Stored entries
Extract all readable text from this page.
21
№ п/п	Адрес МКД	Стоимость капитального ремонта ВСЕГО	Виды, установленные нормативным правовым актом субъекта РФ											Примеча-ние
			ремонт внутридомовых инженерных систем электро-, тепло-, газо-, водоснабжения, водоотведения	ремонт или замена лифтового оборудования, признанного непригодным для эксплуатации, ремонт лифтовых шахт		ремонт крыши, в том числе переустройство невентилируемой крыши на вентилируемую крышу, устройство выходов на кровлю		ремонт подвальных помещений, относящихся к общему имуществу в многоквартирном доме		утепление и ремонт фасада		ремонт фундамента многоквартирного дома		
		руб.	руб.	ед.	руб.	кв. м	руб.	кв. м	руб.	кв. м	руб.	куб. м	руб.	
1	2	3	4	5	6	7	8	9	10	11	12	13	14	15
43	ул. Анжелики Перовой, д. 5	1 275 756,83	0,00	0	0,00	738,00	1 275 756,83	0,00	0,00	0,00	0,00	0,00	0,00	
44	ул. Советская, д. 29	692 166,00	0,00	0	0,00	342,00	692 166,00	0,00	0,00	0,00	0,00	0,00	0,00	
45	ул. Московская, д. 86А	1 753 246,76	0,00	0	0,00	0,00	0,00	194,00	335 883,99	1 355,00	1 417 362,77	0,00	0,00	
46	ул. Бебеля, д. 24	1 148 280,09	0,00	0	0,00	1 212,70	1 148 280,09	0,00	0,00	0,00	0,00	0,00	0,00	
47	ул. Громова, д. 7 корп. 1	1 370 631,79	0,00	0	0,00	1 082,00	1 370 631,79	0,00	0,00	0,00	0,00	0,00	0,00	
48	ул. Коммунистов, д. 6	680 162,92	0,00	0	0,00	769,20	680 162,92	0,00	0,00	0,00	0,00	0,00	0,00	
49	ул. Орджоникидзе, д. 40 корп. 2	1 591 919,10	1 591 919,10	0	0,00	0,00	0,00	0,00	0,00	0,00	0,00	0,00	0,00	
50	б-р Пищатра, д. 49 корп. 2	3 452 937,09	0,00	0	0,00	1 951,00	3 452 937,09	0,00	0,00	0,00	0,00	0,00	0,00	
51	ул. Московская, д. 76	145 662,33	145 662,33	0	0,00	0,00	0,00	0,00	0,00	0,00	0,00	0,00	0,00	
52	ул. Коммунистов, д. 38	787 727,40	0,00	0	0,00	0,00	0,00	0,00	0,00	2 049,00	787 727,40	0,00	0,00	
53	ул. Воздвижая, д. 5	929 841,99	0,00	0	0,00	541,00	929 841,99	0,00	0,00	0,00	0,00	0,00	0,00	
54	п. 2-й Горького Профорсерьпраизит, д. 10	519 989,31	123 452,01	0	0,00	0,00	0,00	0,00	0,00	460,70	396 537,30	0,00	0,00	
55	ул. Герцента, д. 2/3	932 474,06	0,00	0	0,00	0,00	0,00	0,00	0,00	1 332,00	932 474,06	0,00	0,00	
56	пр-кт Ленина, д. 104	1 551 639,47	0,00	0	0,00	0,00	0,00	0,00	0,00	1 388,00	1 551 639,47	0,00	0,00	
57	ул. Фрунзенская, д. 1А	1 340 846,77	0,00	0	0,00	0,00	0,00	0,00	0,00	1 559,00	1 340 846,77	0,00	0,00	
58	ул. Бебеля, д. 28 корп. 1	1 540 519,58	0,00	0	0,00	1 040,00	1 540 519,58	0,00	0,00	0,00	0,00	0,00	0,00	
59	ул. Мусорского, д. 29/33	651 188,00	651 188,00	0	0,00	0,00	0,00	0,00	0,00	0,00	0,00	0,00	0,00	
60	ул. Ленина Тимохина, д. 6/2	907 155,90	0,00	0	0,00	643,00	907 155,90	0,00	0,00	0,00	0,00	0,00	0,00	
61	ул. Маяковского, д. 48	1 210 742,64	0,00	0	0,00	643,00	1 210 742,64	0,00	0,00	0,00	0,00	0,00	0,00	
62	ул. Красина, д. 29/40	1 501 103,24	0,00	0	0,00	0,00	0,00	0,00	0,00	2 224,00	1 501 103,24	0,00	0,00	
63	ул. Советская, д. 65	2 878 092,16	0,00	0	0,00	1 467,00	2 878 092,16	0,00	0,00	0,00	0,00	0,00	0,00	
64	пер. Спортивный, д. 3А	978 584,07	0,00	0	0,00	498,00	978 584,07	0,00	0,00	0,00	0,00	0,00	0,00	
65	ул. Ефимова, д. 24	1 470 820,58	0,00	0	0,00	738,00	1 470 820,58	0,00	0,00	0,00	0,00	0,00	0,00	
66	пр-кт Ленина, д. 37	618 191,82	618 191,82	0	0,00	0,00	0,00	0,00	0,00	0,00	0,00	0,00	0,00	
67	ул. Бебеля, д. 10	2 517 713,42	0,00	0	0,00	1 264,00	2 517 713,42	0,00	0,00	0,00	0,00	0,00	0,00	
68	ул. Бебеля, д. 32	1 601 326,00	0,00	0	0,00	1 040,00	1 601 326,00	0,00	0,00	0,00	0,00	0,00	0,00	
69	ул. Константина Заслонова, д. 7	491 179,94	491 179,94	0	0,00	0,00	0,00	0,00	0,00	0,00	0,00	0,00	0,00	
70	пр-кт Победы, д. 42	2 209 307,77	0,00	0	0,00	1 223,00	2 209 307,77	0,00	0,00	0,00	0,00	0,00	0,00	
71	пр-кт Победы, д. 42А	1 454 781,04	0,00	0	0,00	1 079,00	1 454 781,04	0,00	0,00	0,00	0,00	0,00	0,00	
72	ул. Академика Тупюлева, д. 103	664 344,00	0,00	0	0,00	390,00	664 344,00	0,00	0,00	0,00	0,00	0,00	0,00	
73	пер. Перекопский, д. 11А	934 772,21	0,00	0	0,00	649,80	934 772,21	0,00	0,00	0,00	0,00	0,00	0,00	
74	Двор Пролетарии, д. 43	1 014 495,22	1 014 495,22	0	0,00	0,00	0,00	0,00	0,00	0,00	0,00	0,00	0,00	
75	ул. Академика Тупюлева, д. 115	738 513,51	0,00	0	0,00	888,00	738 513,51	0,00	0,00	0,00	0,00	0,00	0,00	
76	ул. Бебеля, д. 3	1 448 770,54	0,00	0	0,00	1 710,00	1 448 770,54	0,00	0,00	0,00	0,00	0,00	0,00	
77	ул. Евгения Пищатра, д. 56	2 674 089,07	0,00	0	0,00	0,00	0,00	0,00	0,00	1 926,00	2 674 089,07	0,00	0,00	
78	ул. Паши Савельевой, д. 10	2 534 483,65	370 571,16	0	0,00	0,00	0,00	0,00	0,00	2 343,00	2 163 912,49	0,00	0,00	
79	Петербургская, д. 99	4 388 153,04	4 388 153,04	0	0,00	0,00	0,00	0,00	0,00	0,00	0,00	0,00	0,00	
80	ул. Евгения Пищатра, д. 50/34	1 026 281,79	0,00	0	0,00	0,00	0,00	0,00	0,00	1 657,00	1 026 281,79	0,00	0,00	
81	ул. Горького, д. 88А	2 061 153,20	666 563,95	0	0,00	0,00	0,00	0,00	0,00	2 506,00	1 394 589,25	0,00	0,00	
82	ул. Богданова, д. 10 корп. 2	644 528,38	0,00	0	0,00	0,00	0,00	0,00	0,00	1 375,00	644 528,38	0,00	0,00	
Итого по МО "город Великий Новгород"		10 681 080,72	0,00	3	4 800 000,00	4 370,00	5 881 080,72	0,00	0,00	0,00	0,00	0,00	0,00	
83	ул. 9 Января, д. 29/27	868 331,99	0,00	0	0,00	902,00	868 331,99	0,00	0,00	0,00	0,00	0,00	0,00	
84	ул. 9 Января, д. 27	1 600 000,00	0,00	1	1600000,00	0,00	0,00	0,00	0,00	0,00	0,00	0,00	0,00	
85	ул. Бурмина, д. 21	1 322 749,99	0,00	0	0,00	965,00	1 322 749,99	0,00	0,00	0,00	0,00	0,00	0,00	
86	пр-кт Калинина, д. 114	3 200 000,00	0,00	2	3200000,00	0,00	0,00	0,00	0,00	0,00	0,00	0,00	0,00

## What the task requires
Reproduce each line holding the word "Победы".

## The result
70	пр-кт Победы, д. 42	2 209 307,77	0,00	0	0,00	1 223,00	2 209 307,77	0,00	0,00	0,00	0,00	0,00	0,00	
71	пр-кт Победы, д. 42А	1 454 781,04	0,00	0	0,00	1 079,00	1 454 781,04	0,00	0,00	0,00	0,00	0,00	0,00	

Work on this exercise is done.